■ **DATASET EXTRACT**:
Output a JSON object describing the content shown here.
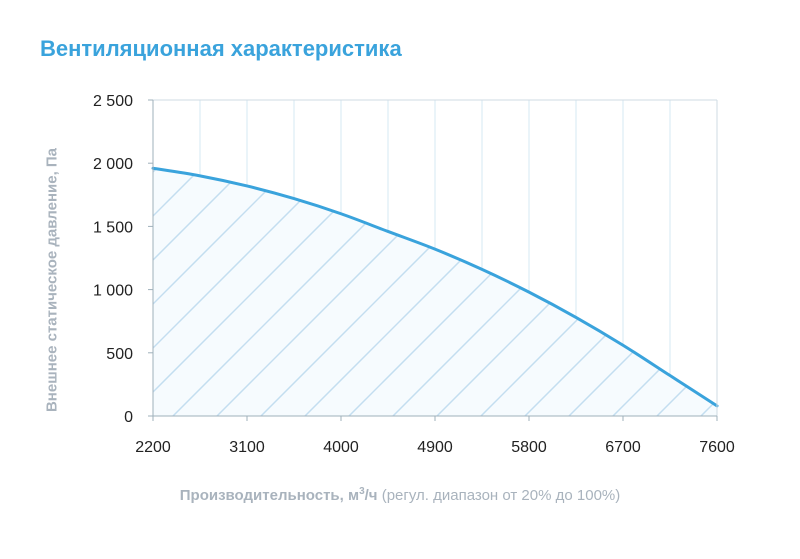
{
  "chart_data": {
    "type": "area",
    "title": "Вентиляционная характеристика",
    "ylabel": "Внешнее статическое давление, Па",
    "xlabel": {
      "main": "Производительность, м",
      "unit_sup": "3",
      "unit_tail": "/ч",
      "note": "(регул. диапазон от 20% до 100%)"
    },
    "xlim": [
      2200,
      7600
    ],
    "ylim": [
      0,
      2500
    ],
    "x_ticks": [
      2200,
      3100,
      4000,
      4900,
      5800,
      6700,
      7600
    ],
    "x_tick_labels": [
      "2200",
      "3100",
      "4000",
      "4900",
      "5800",
      "6700",
      "7600"
    ],
    "y_ticks": [
      0,
      500,
      1000,
      1500,
      2000,
      2500
    ],
    "y_tick_labels": [
      "0",
      "500",
      "1 000",
      "1 500",
      "2 000",
      "2 500"
    ],
    "grid": "vertical",
    "fill": "hatched",
    "series": [
      {
        "color": "#3aa3dc",
        "x": [
          2200,
          2650,
          3100,
          3550,
          4000,
          4450,
          4900,
          5350,
          5800,
          6250,
          6700,
          7150,
          7600
        ],
        "y": [
          1960,
          1900,
          1820,
          1720,
          1600,
          1460,
          1320,
          1160,
          980,
          780,
          560,
          320,
          80
        ]
      }
    ]
  }
}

■ **YOUR OBJECTIVE**: Transcribe the material exactly, leaving every picture out.

■ **WRITTEN ANSWER**:
Output a JSON object describing the content shown here.
{
  "chart_data": {
    "type": "area",
    "title": "Вентиляционная характеристика",
    "ylabel": "Внешнее статическое давление, Па",
    "xlabel": {
      "main": "Производительность, м",
      "unit_sup": "3",
      "unit_tail": "/ч",
      "note": "(регул. диапазон от 20% до 100%)"
    },
    "xlim": [
      2200,
      7600
    ],
    "ylim": [
      0,
      2500
    ],
    "x_ticks": [
      2200,
      3100,
      4000,
      4900,
      5800,
      6700,
      7600
    ],
    "x_tick_labels": [
      "2200",
      "3100",
      "4000",
      "4900",
      "5800",
      "6700",
      "7600"
    ],
    "y_ticks": [
      0,
      500,
      1000,
      1500,
      2000,
      2500
    ],
    "y_tick_labels": [
      "0",
      "500",
      "1 000",
      "1 500",
      "2 000",
      "2 500"
    ],
    "grid": "vertical",
    "fill": "hatched",
    "series": [
      {
        "color": "#3aa3dc",
        "x": [
          2200,
          2650,
          3100,
          3550,
          4000,
          4450,
          4900,
          5350,
          5800,
          6250,
          6700,
          7150,
          7600
        ],
        "y": [
          1960,
          1900,
          1820,
          1720,
          1600,
          1460,
          1320,
          1160,
          980,
          780,
          560,
          320,
          80
        ]
      }
    ]
  }
}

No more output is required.